== The problem ==
Without the pictures, set down the records below word for word.

Items from a figure collection
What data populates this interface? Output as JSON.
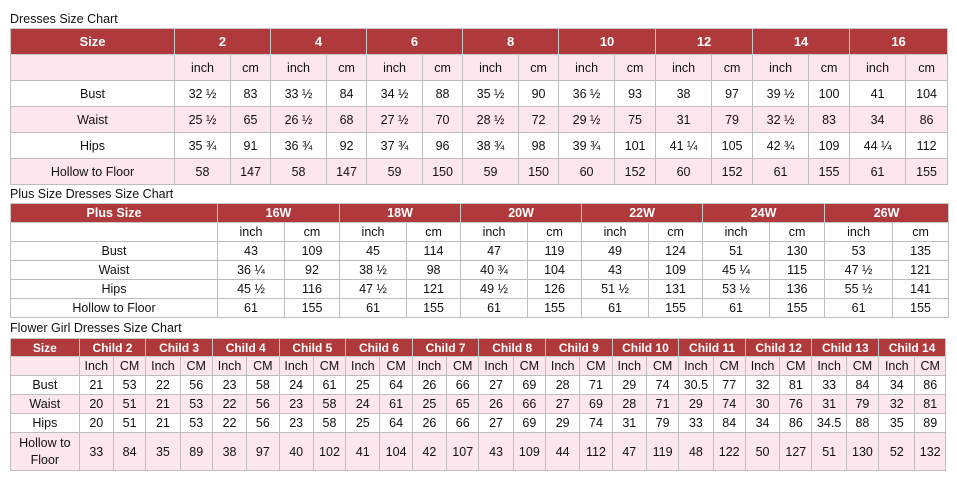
{
  "sections": [
    {
      "title": "Dresses Size Chart",
      "header_label": "Size",
      "sizes": [
        "2",
        "4",
        "6",
        "8",
        "10",
        "12",
        "14",
        "16"
      ],
      "units": [
        "inch",
        "cm"
      ],
      "rows": [
        {
          "label": "Bust",
          "values": [
            "32 ½",
            "83",
            "33 ½",
            "84",
            "34 ½",
            "88",
            "35 ½",
            "90",
            "36 ½",
            "93",
            "38",
            "97",
            "39 ½",
            "100",
            "41",
            "104"
          ]
        },
        {
          "label": "Waist",
          "values": [
            "25 ½",
            "65",
            "26 ½",
            "68",
            "27 ½",
            "70",
            "28 ½",
            "72",
            "29 ½",
            "75",
            "31",
            "79",
            "32 ½",
            "83",
            "34",
            "86"
          ]
        },
        {
          "label": "Hips",
          "values": [
            "35 ¾",
            "91",
            "36 ¾",
            "92",
            "37 ¾",
            "96",
            "38 ¾",
            "98",
            "39 ¾",
            "101",
            "41 ¼",
            "105",
            "42 ¾",
            "109",
            "44 ¼",
            "112"
          ]
        },
        {
          "label": "Hollow to Floor",
          "values": [
            "58",
            "147",
            "58",
            "147",
            "59",
            "150",
            "59",
            "150",
            "60",
            "152",
            "60",
            "152",
            "61",
            "155",
            "61",
            "155"
          ]
        }
      ]
    },
    {
      "title": "Plus Size Dresses Size Chart",
      "header_label": "Plus Size",
      "sizes": [
        "16W",
        "18W",
        "20W",
        "22W",
        "24W",
        "26W"
      ],
      "units": [
        "inch",
        "cm"
      ],
      "rows": [
        {
          "label": "Bust",
          "values": [
            "43",
            "109",
            "45",
            "114",
            "47",
            "119",
            "49",
            "124",
            "51",
            "130",
            "53",
            "135"
          ]
        },
        {
          "label": "Waist",
          "values": [
            "36 ¼",
            "92",
            "38 ½",
            "98",
            "40 ¾",
            "104",
            "43",
            "109",
            "45 ¼",
            "115",
            "47 ½",
            "121"
          ]
        },
        {
          "label": "Hips",
          "values": [
            "45 ½",
            "116",
            "47 ½",
            "121",
            "49 ½",
            "126",
            "51 ½",
            "131",
            "53 ½",
            "136",
            "55 ½",
            "141"
          ]
        },
        {
          "label": "Hollow to Floor",
          "values": [
            "61",
            "155",
            "61",
            "155",
            "61",
            "155",
            "61",
            "155",
            "61",
            "155",
            "61",
            "155"
          ]
        }
      ]
    },
    {
      "title": "Flower Girl Dresses Size Chart",
      "header_label": "Size",
      "sizes": [
        "Child 2",
        "Child 3",
        "Child 4",
        "Child 5",
        "Child 6",
        "Child 7",
        "Child 8",
        "Child 9",
        "Child 10",
        "Child 11",
        "Child 12",
        "Child 13",
        "Child 14"
      ],
      "units": [
        "Inch",
        "CM"
      ],
      "rows": [
        {
          "label": "Bust",
          "values": [
            "21",
            "53",
            "22",
            "56",
            "23",
            "58",
            "24",
            "61",
            "25",
            "64",
            "26",
            "66",
            "27",
            "69",
            "28",
            "71",
            "29",
            "74",
            "30.5",
            "77",
            "32",
            "81",
            "33",
            "84",
            "34",
            "86"
          ]
        },
        {
          "label": "Waist",
          "values": [
            "20",
            "51",
            "21",
            "53",
            "22",
            "56",
            "23",
            "58",
            "24",
            "61",
            "25",
            "65",
            "26",
            "66",
            "27",
            "69",
            "28",
            "71",
            "29",
            "74",
            "30",
            "76",
            "31",
            "79",
            "32",
            "81"
          ]
        },
        {
          "label": "Hips",
          "values": [
            "20",
            "51",
            "21",
            "53",
            "22",
            "56",
            "23",
            "58",
            "25",
            "64",
            "26",
            "66",
            "27",
            "69",
            "29",
            "74",
            "31",
            "79",
            "33",
            "84",
            "34",
            "86",
            "34.5",
            "88",
            "35",
            "89"
          ]
        },
        {
          "label": "Hollow to Floor",
          "values": [
            "33",
            "84",
            "35",
            "89",
            "38",
            "97",
            "40",
            "102",
            "41",
            "104",
            "42",
            "107",
            "43",
            "109",
            "44",
            "112",
            "47",
            "119",
            "48",
            "122",
            "50",
            "127",
            "51",
            "130",
            "52",
            "132"
          ]
        }
      ]
    }
  ],
  "colors": {
    "header_bg": "#b0393b",
    "header_text": "#ffffff",
    "stripe_bg": "#fde6ec",
    "border": "#bdbdbd"
  }
}
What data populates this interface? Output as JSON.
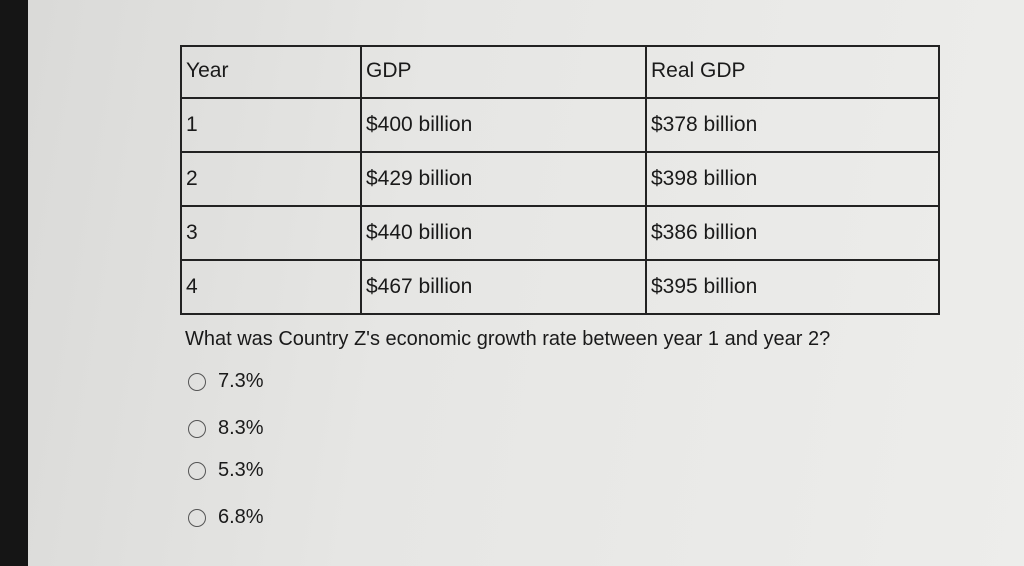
{
  "table": {
    "header": [
      "Year",
      "GDP",
      "Real GDP"
    ],
    "rows": [
      [
        "1",
        "$400 billion",
        "$378 billion"
      ],
      [
        "2",
        "$429 billion",
        "$398 billion"
      ],
      [
        "3",
        "$440 billion",
        "$386 billion"
      ],
      [
        "4",
        "$467 billion",
        "$395 billion"
      ]
    ]
  },
  "question": "What was Country Z's economic growth rate between year 1 and year 2?",
  "options": [
    "7.3%",
    "8.3%",
    "5.3%",
    "6.8%"
  ]
}
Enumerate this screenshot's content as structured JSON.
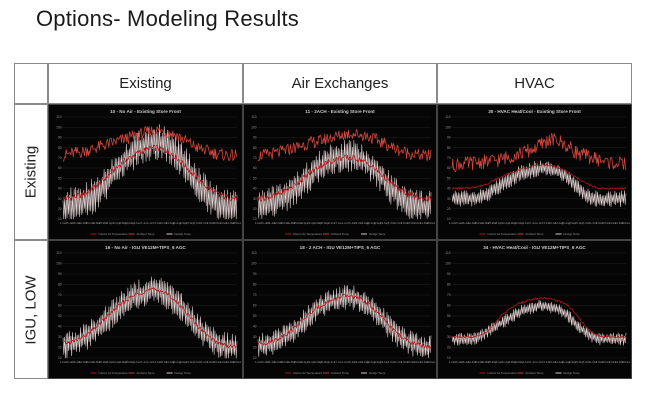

== Task output ==
What data populates this interface? Output as JSON.
{
  "sections": [
    {
      "title": "Dresses Size Chart",
      "header_label": "Size",
      "sizes": [
        "2",
        "4",
        "6",
        "8",
        "10",
        "12",
        "14",
        "16"
      ],
      "units": [
        "inch",
        "cm"
      ],
      "rows": [
        {
          "label": "Bust",
          "values": [
            "32 ½",
            "83",
            "33 ½",
            "84",
            "34 ½",
            "88",
            "35 ½",
            "90",
            "36 ½",
            "93",
            "38",
            "97",
            "39 ½",
            "100",
            "41",
            "104"
          ]
        },
        {
          "label": "Waist",
          "values": [
            "25 ½",
            "65",
            "26 ½",
            "68",
            "27 ½",
            "70",
            "28 ½",
            "72",
            "29 ½",
            "75",
            "31",
            "79",
            "32 ½",
            "83",
            "34",
            "86"
          ]
        },
        {
          "label": "Hips",
          "values": [
            "35 ¾",
            "91",
            "36 ¾",
            "92",
            "37 ¾",
            "96",
            "38 ¾",
            "98",
            "39 ¾",
            "101",
            "41 ¼",
            "105",
            "42 ¾",
            "109",
            "44 ¼",
            "112"
          ]
        },
        {
          "label": "Hollow to Floor",
          "values": [
            "58",
            "147",
            "58",
            "147",
            "59",
            "150",
            "59",
            "150",
            "60",
            "152",
            "60",
            "152",
            "61",
            "155",
            "61",
            "155"
          ]
        }
      ]
    },
    {
      "title": "Plus Size Dresses Size Chart",
      "header_label": "Plus Size",
      "sizes": [
        "16W",
        "18W",
        "20W",
        "22W",
        "24W",
        "26W"
      ],
      "units": [
        "inch",
        "cm"
      ],
      "rows": [
        {
          "label": "Bust",
          "values": [
            "43",
            "109",
            "45",
            "114",
            "47",
            "119",
            "49",
            "124",
            "51",
            "130",
            "53",
            "135"
          ]
        },
        {
          "label": "Waist",
          "values": [
            "36 ¼",
            "92",
            "38 ½",
            "98",
            "40 ¾",
            "104",
            "43",
            "109",
            "45 ¼",
            "115",
            "47 ½",
            "121"
          ]
        },
        {
          "label": "Hips",
          "values": [
            "45 ½",
            "116",
            "47 ½",
            "121",
            "49 ½",
            "126",
            "51 ½",
            "131",
            "53 ½",
            "136",
            "55 ½",
            "141"
          ]
        },
        {
          "label": "Hollow to Floor",
          "values": [
            "61",
            "155",
            "61",
            "155",
            "61",
            "155",
            "61",
            "155",
            "61",
            "155",
            "61",
            "155"
          ]
        }
      ]
    },
    {
      "title": "Flower Girl Dresses Size Chart",
      "header_label": "Size",
      "sizes": [
        "Child 2",
        "Child 3",
        "Child 4",
        "Child 5",
        "Child 6",
        "Child 7",
        "Child 8",
        "Child 9",
        "Child 10",
        "Child 11",
        "Child 12",
        "Child 13",
        "Child 14"
      ],
      "units": [
        "Inch",
        "CM"
      ],
      "rows": [
        {
          "label": "Bust",
          "values": [
            "21",
            "53",
            "22",
            "56",
            "23",
            "58",
            "24",
            "61",
            "25",
            "64",
            "26",
            "66",
            "27",
            "69",
            "28",
            "71",
            "29",
            "74",
            "30.5",
            "77",
            "32",
            "81",
            "33",
            "84",
            "34",
            "86"
          ]
        },
        {
          "label": "Waist",
          "values": [
            "20",
            "51",
            "21",
            "53",
            "22",
            "56",
            "23",
            "58",
            "24",
            "61",
            "25",
            "65",
            "26",
            "66",
            "27",
            "69",
            "28",
            "71",
            "29",
            "74",
            "30",
            "76",
            "31",
            "79",
            "32",
            "81"
          ]
        },
        {
          "label": "Hips",
          "values": [
            "20",
            "51",
            "21",
            "53",
            "22",
            "56",
            "23",
            "58",
            "25",
            "64",
            "26",
            "66",
            "27",
            "69",
            "29",
            "74",
            "31",
            "79",
            "33",
            "84",
            "34",
            "86",
            "34.5",
            "88",
            "35",
            "89"
          ]
        },
        {
          "label": "Hollow to Floor",
          "values": [
            "33",
            "84",
            "35",
            "89",
            "38",
            "97",
            "40",
            "102",
            "41",
            "104",
            "42",
            "107",
            "43",
            "109",
            "44",
            "112",
            "47",
            "119",
            "48",
            "122",
            "50",
            "127",
            "51",
            "130",
            "52",
            "132"
          ]
        }
      ]
    }
  ],
  "colors": {
    "header_bg": "#b0393b",
    "header_text": "#ffffff",
    "stripe_bg": "#fde6ec",
    "border": "#bdbdbd"
  }
}
What data populates this interface? Output as JSON.
{
  "table": {
    "header": [
      "Year",
      "GDP",
      "Real GDP"
    ],
    "rows": [
      [
        "1",
        "$400 billion",
        "$378 billion"
      ],
      [
        "2",
        "$429 billion",
        "$398 billion"
      ],
      [
        "3",
        "$440 billion",
        "$386 billion"
      ],
      [
        "4",
        "$467 billion",
        "$395 billion"
      ]
    ]
  },
  "question": "What was Country Z's economic growth rate between year 1 and year 2?",
  "options": [
    "7.3%",
    "8.3%",
    "5.3%",
    "6.8%"
  ]
}
Enumerate this screenshot's content as structured JSON.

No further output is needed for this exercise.